Complete the following ▸
- a) Print the portion of the letter excerpt between "I know a psychiatrist" and "our kindest regards.", inclusive.
- b) In the letter excerpt, whose approach is the recommended psychiatrist said to be in accord with?
- c) Write the next part of the letter excerpt, continuing on from its final sentence.

I know a psychiatrist in America who is in accord with Krishnamurti’s approach, and who is, in my view, very perceptive and intelligent. Perhaps you may write him, if you wish, mentioning that I suggested it to you. You might ask him for advice on the best way to go into psychotherapy, the best place for your studies etc. His name and address are:
Dr. David Shainberg
1235 Park Ave.
New York, N.Y. 10028 USA
Saral and I send you our kindest regards.
September 25, 1973
I am sorry for the delay in answering your letter, but I have been very busy.
I was glad to hear that the experience in England was helpful. I hope that it continues to be so.

Record excerpts ▸

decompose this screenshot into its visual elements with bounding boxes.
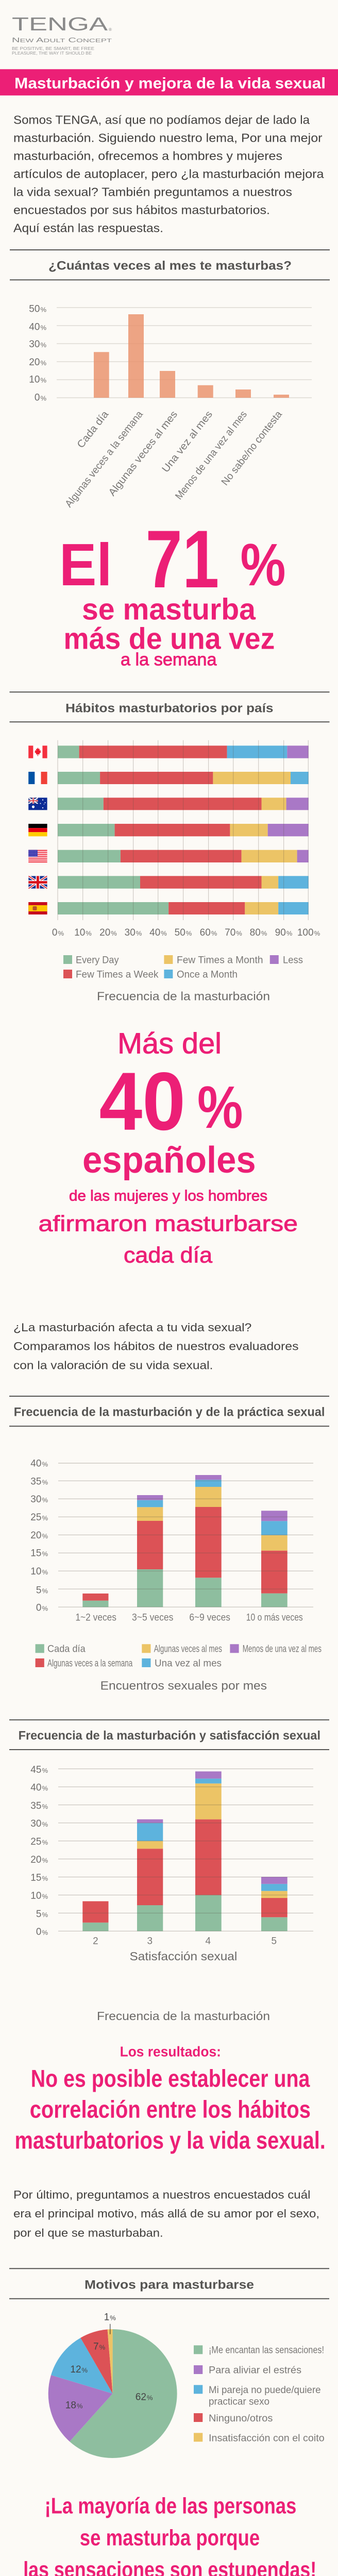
--
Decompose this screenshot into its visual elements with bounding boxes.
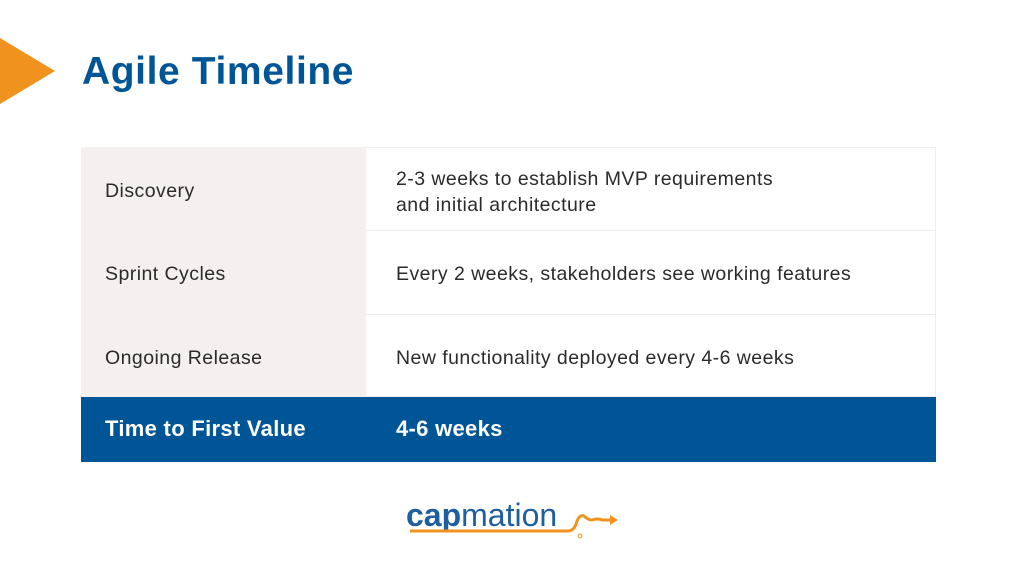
--
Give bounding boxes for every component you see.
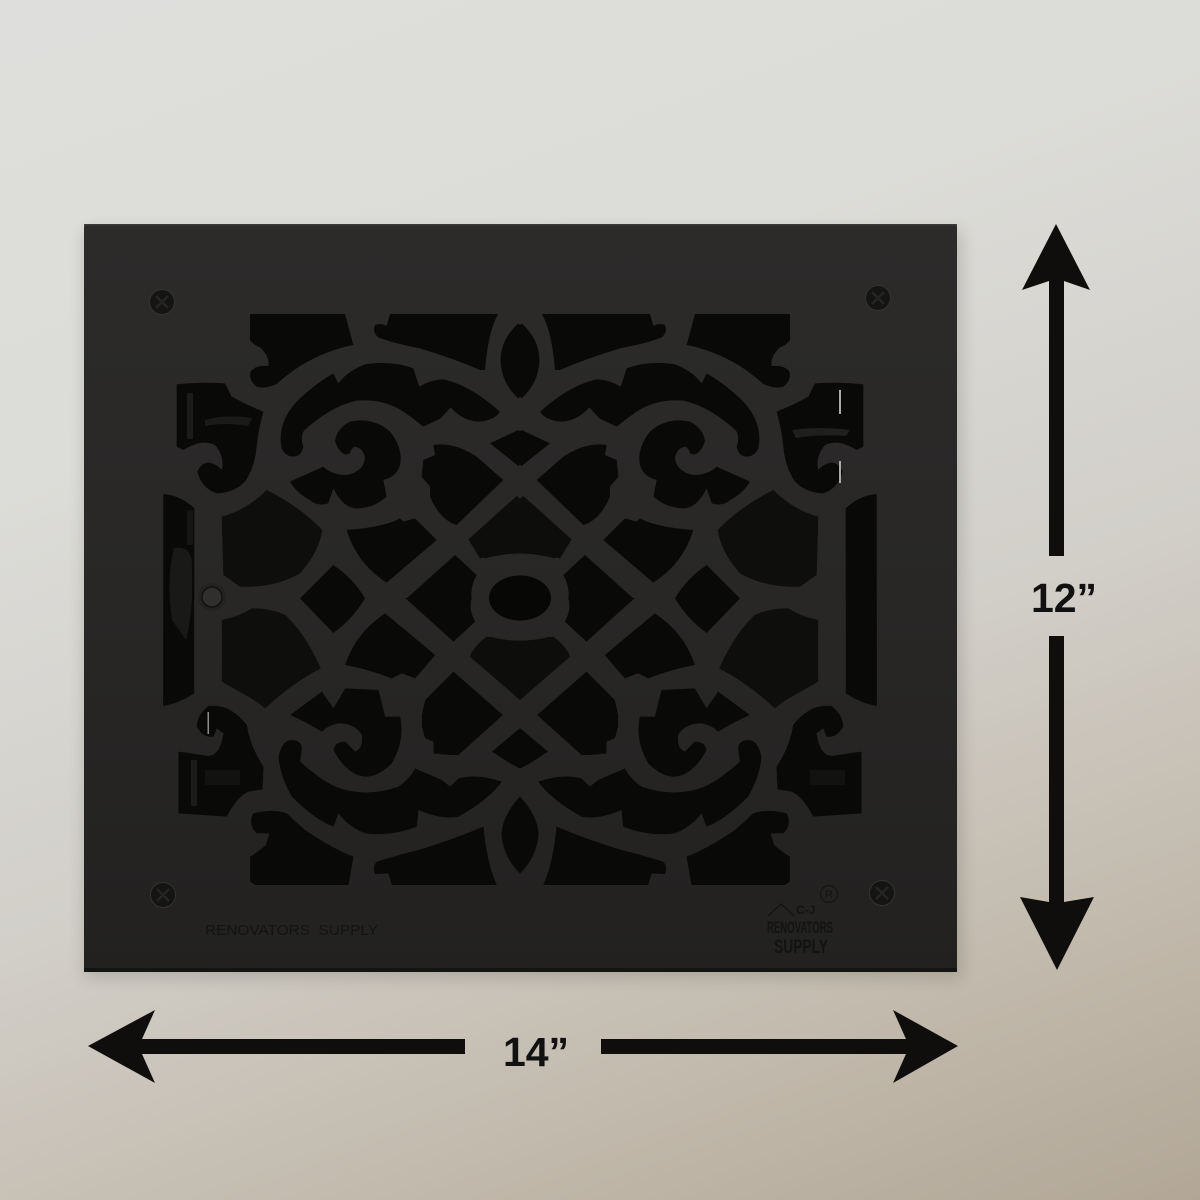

The replies ▸
- a)
I know a psychiatrist in America who is in accord with Krishnamurti’s approach, and who is, in my view, very perceptive and intelligent. Perhaps you may write him, if you wish, mentioning that I suggested it to you. You might ask him for advice on the best way to go into psychotherapy, the best place for your studies etc. His name and address are:
Dr. David Shainberg
1235 Park Ave.
New York, N.Y. 10028 USA
Saral and I send you our kindest regards.

- b) Krishnamurti's approach.

- c)
What you say about relaxation, not interfering with the natural psychological movement, is right, of course. But there is another side to the question. If one emphasizes passivity and relaxation too much, one may end up by accepting the false movement of the mind as necessary and inevitable. What is also needed is to be very active in inquiring, in questioning all the distorted, false responses of the mind. This requires a great deal of energy, of passion. But this inquiry should not attempt to interfere with the mind, or to try to control it, to “make it better,” etc. Rather, it has to function purely as inquiry into the fact. Such an inquiry may then lead the mind beyond the fact, to something new, perhaps to transformation.
Saral and I send our warmest regards.